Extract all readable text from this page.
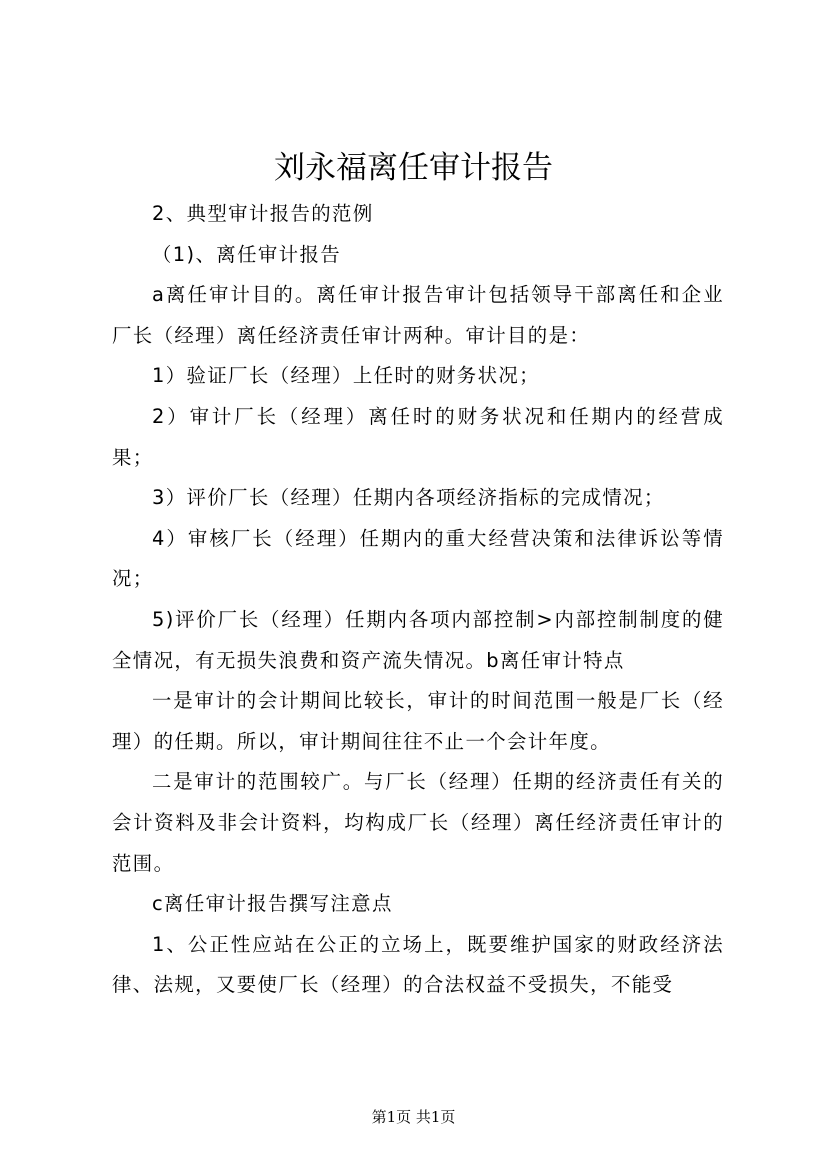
刘永福离任审计报告

2、典型审计报告的范例

（1)、离任审计报告

a离任审计目的。离任审计报告审计包括领导干部离任和企业厂长（经理）离任经济责任审计两种。审计目的是：

1）验证厂长（经理）上任时的财务状况；

2）审计厂长（经理）离任时的财务状况和任期内的经营成果；

3）评价厂长（经理）任期内各项经济指标的完成情况；

4）审核厂长（经理）任期内的重大经营决策和法律诉讼等情况；

5)评价厂长（经理）任期内各项内部控制>内部控制制度的健全情况，有无损失浪费和资产流失情况。b离任审计特点

一是审计的会计期间比较长，审计的时间范围一般是厂长（经理）的任期。所以，审计期间往往不止一个会计年度。

二是审计的范围较广。与厂长（经理）任期的经济责任有关的会计资料及非会计资料，均构成厂长（经理）离任经济责任审计的范围。

c离任审计报告撰写注意点

1、公正性应站在公正的立场上，既要维护国家的财政经济法律、法规，又要使厂长（经理）的合法权益不受损失，不能受

第1页 共1页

**PROBLEM:**
Please write out all the data again word for word, but not the pictures.

**ANSWER TO THE EXERCISE:**
Extract all readable text from this page.
刘永福离任审计报告

2、典型审计报告的范例

（1)、离任审计报告

a离任审计目的。离任审计报告审计包括领导干部离任和企业厂长（经理）离任经济责任审计两种。审计目的是：

1）验证厂长（经理）上任时的财务状况；

2）审计厂长（经理）离任时的财务状况和任期内的经营成果；

3）评价厂长（经理）任期内各项经济指标的完成情况；

4）审核厂长（经理）任期内的重大经营决策和法律诉讼等情况；

5)评价厂长（经理）任期内各项内部控制>内部控制制度的健全情况，有无损失浪费和资产流失情况。b离任审计特点

一是审计的会计期间比较长，审计的时间范围一般是厂长（经理）的任期。所以，审计期间往往不止一个会计年度。

二是审计的范围较广。与厂长（经理）任期的经济责任有关的会计资料及非会计资料，均构成厂长（经理）离任经济责任审计的范围。

c离任审计报告撰写注意点

1、公正性应站在公正的立场上，既要维护国家的财政经济法律、法规，又要使厂长（经理）的合法权益不受损失，不能受

第1页 共1页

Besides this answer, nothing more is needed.